_Objective:_ Identify each line below containing the string "Hybrid" and copy it.
[Start Entries shown]
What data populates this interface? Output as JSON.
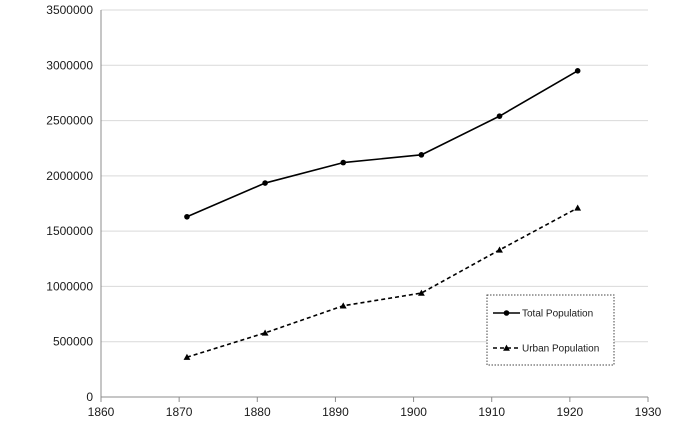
{
  "chart_data": {
    "type": "line",
    "title": "",
    "xlabel": "",
    "ylabel": "",
    "xlim": [
      1860,
      1930
    ],
    "ylim": [
      0,
      3500000
    ],
    "x_ticks": [
      "1860",
      "1870",
      "1880",
      "1890",
      "1900",
      "1910",
      "1920",
      "1930"
    ],
    "y_ticks": [
      "0",
      "500000",
      "1000000",
      "1500000",
      "2000000",
      "2500000",
      "3000000",
      "3500000"
    ],
    "grid": "horizontal",
    "legend_position": "bottom-right",
    "series": [
      {
        "name": "Total Population",
        "line_style": "solid",
        "marker": "circle",
        "color": "#000000",
        "points": [
          {
            "x": 1871,
            "y": 1630000
          },
          {
            "x": 1881,
            "y": 1935000
          },
          {
            "x": 1891,
            "y": 2120000
          },
          {
            "x": 1901,
            "y": 2190000
          },
          {
            "x": 1911,
            "y": 2540000
          },
          {
            "x": 1921,
            "y": 2950000
          }
        ]
      },
      {
        "name": "Urban Population",
        "line_style": "dashed",
        "marker": "triangle",
        "color": "#000000",
        "points": [
          {
            "x": 1871,
            "y": 360000
          },
          {
            "x": 1881,
            "y": 580000
          },
          {
            "x": 1891,
            "y": 825000
          },
          {
            "x": 1901,
            "y": 940000
          },
          {
            "x": 1911,
            "y": 1330000
          },
          {
            "x": 1921,
            "y": 1710000
          }
        ]
      }
    ]
  }
}
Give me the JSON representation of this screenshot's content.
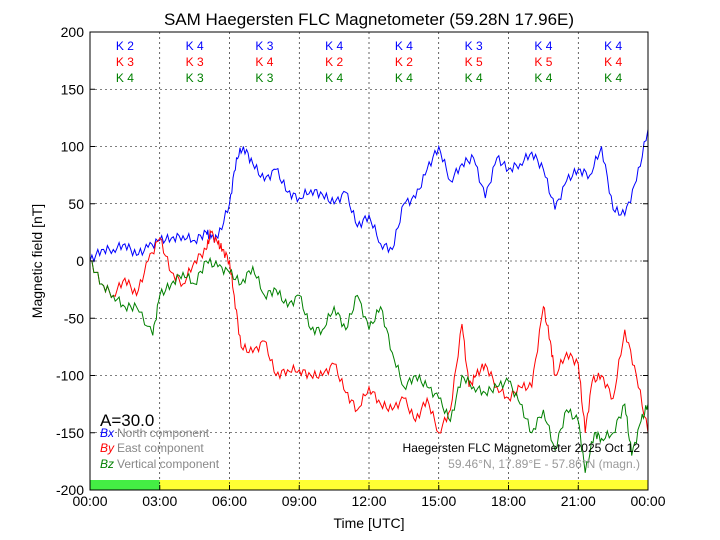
{
  "chart_data": {
    "type": "line",
    "title": "SAM Haegersten FLC Magnetometer (59.28N 17.96E)",
    "xlabel": "Time [UTC]",
    "ylabel": "Magnetic field [nT]",
    "xlim": [
      0,
      24
    ],
    "ylim": [
      -200,
      200
    ],
    "xticks": [
      0,
      3,
      6,
      9,
      12,
      15,
      18,
      21,
      24
    ],
    "xtick_labels": [
      "00:00",
      "03:00",
      "06:00",
      "09:00",
      "12:00",
      "15:00",
      "18:00",
      "21:00",
      "00:00"
    ],
    "yticks": [
      200,
      150,
      100,
      50,
      0,
      -50,
      -100,
      -150,
      -200
    ],
    "grid": true,
    "k_indices": {
      "x": [
        "K 2",
        "K 4",
        "K 3",
        "K 4",
        "K 4",
        "K 3",
        "K 4",
        "K 4"
      ],
      "y": [
        "K 3",
        "K 3",
        "K 4",
        "K 2",
        "K 2",
        "K 5",
        "K 5",
        "K 4"
      ],
      "z": [
        "K 4",
        "K 3",
        "K 3",
        "K 4",
        "K 4",
        "K 4",
        "K 4",
        "K 4"
      ]
    },
    "activity_label": "A=30.0",
    "activity_bar": [
      {
        "from": 0,
        "to": 3,
        "color": "#44ee44"
      },
      {
        "from": 3,
        "to": 24,
        "color": "#ffff33"
      }
    ],
    "legend_symbols": [
      "Bx",
      "By",
      "Bz"
    ],
    "legend": [
      "North component",
      "East component",
      "Vertical component"
    ],
    "annotation": "Haegersten FLC Magnetometer 2025 Oct 12",
    "annotation2": "59.46°N, 17.89°E - 57.86°N (magn.)",
    "series": [
      {
        "name": "Bx",
        "color": "#0000ff",
        "x": [
          0,
          0.5,
          1,
          1.5,
          2,
          2.5,
          3,
          3.5,
          4,
          4.5,
          5,
          5.2,
          5.5,
          6,
          6.3,
          6.6,
          7,
          7.5,
          8,
          8.5,
          9,
          9.5,
          10,
          10.5,
          11,
          11.5,
          12,
          12.5,
          13,
          13.5,
          14,
          14.5,
          15,
          15.5,
          16,
          16.5,
          17,
          17.5,
          18,
          18.5,
          19,
          19.5,
          20,
          20.5,
          21,
          21.5,
          22,
          22.5,
          23,
          23.5,
          24
        ],
        "y": [
          0,
          10,
          10,
          15,
          5,
          12,
          18,
          20,
          22,
          18,
          25,
          20,
          20,
          50,
          90,
          100,
          85,
          70,
          80,
          60,
          55,
          62,
          58,
          50,
          60,
          30,
          40,
          15,
          10,
          50,
          55,
          80,
          100,
          70,
          85,
          90,
          55,
          90,
          80,
          85,
          95,
          80,
          45,
          70,
          80,
          75,
          100,
          45,
          40,
          70,
          115
        ]
      },
      {
        "name": "By",
        "color": "#ff0000",
        "x": [
          0,
          0.5,
          1,
          1.5,
          2,
          2.5,
          3,
          3.5,
          4,
          4.5,
          5,
          5.2,
          5.5,
          5.7,
          6,
          6.2,
          6.5,
          7,
          7.5,
          8,
          8.5,
          9,
          9.5,
          10,
          10.5,
          11,
          11.5,
          12,
          12.5,
          13,
          13.5,
          14,
          14.5,
          15,
          15.5,
          16,
          16.3,
          16.6,
          17,
          17.5,
          18,
          18.5,
          19,
          19.5,
          19.8,
          20,
          20.5,
          21,
          21.3,
          21.6,
          22,
          22.5,
          23,
          23.5,
          24
        ],
        "y": [
          0,
          -20,
          -30,
          -15,
          -30,
          0,
          20,
          -10,
          -20,
          0,
          10,
          25,
          15,
          10,
          0,
          -30,
          -75,
          -80,
          -70,
          -100,
          -95,
          -95,
          -100,
          -100,
          -90,
          -115,
          -130,
          -110,
          -125,
          -130,
          -120,
          -140,
          -120,
          -150,
          -130,
          -55,
          -110,
          -100,
          -90,
          -110,
          -120,
          -110,
          -110,
          -40,
          -70,
          -100,
          -80,
          -90,
          -150,
          -105,
          -100,
          -120,
          -60,
          -100,
          -150
        ]
      },
      {
        "name": "Bz",
        "color": "#008000",
        "x": [
          0,
          0.5,
          1,
          1.5,
          2,
          2.7,
          3,
          3.5,
          4,
          4.5,
          5,
          5.5,
          6,
          6.5,
          7,
          7.5,
          8,
          8.5,
          9,
          9.5,
          10,
          10.5,
          11,
          11.5,
          12,
          12.5,
          13,
          13.5,
          14,
          14.5,
          15,
          15.5,
          16,
          16.5,
          17,
          17.5,
          18,
          18.5,
          19,
          19.5,
          20,
          20.5,
          21,
          21.3,
          21.7,
          22,
          22.5,
          23,
          23.3,
          23.7,
          24
        ],
        "y": [
          0,
          -20,
          -30,
          -40,
          -40,
          -65,
          -30,
          -20,
          -10,
          -20,
          0,
          -5,
          -10,
          -20,
          -5,
          -30,
          -25,
          -40,
          -30,
          -60,
          -60,
          -40,
          -60,
          -30,
          -60,
          -40,
          -80,
          -110,
          -100,
          -110,
          -120,
          -140,
          -100,
          -110,
          -115,
          -110,
          -105,
          -125,
          -150,
          -130,
          -165,
          -130,
          -140,
          -185,
          -150,
          -155,
          -150,
          -125,
          -170,
          -140,
          -125
        ]
      }
    ]
  }
}
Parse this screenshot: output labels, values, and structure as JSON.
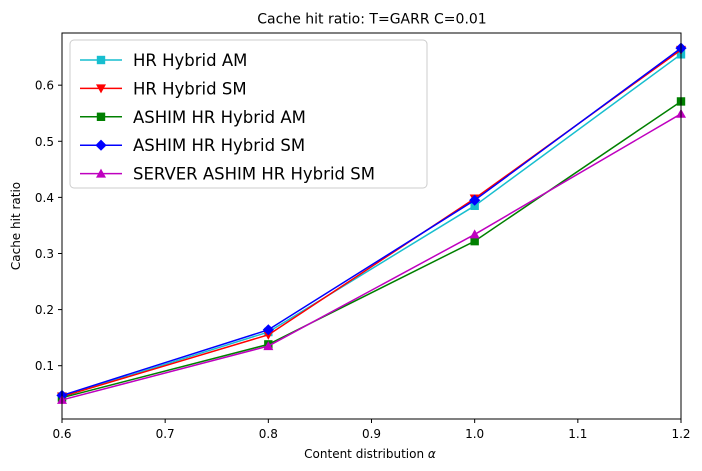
{
  "chart_data": {
    "type": "line",
    "title": "Cache hit ratio: T=GARR C=0.01",
    "xlabel": "Content distribution",
    "xlabel_symbol": "α",
    "ylabel": "Cache hit ratio",
    "xlim": [
      0.6,
      1.2
    ],
    "ylim": [
      0.005,
      0.693
    ],
    "xticks": [
      "0.6",
      "0.7",
      "0.8",
      "0.9",
      "1.0",
      "1.1",
      "1.2"
    ],
    "yticks": [
      "0.1",
      "0.2",
      "0.3",
      "0.4",
      "0.5",
      "0.6"
    ],
    "grid": false,
    "legend_position": "top-left",
    "x": [
      0.6,
      0.8,
      1.0,
      1.2
    ],
    "series": [
      {
        "name": "HR Hybrid AM",
        "color": "#17becf",
        "marker": "square",
        "values": [
          0.045,
          0.16,
          0.385,
          0.655
        ]
      },
      {
        "name": "HR Hybrid SM",
        "color": "#ff0000",
        "marker": "triangle-down",
        "values": [
          0.045,
          0.155,
          0.398,
          0.663
        ]
      },
      {
        "name": "ASHIM HR Hybrid AM",
        "color": "#008000",
        "marker": "square",
        "values": [
          0.043,
          0.138,
          0.322,
          0.571
        ]
      },
      {
        "name": "ASHIM HR Hybrid SM",
        "color": "#0000ff",
        "marker": "diamond",
        "values": [
          0.047,
          0.164,
          0.395,
          0.666
        ]
      },
      {
        "name": "SERVER ASHIM HR Hybrid SM",
        "color": "#bf00bf",
        "marker": "triangle-up",
        "values": [
          0.039,
          0.135,
          0.334,
          0.549
        ]
      }
    ]
  }
}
[End Entries shown]
_The response:_
        "name": "HR Hybrid AM",
        "name": "HR Hybrid SM",
        "name": "ASHIM HR Hybrid AM",
        "name": "ASHIM HR Hybrid SM",
        "name": "SERVER ASHIM HR Hybrid SM",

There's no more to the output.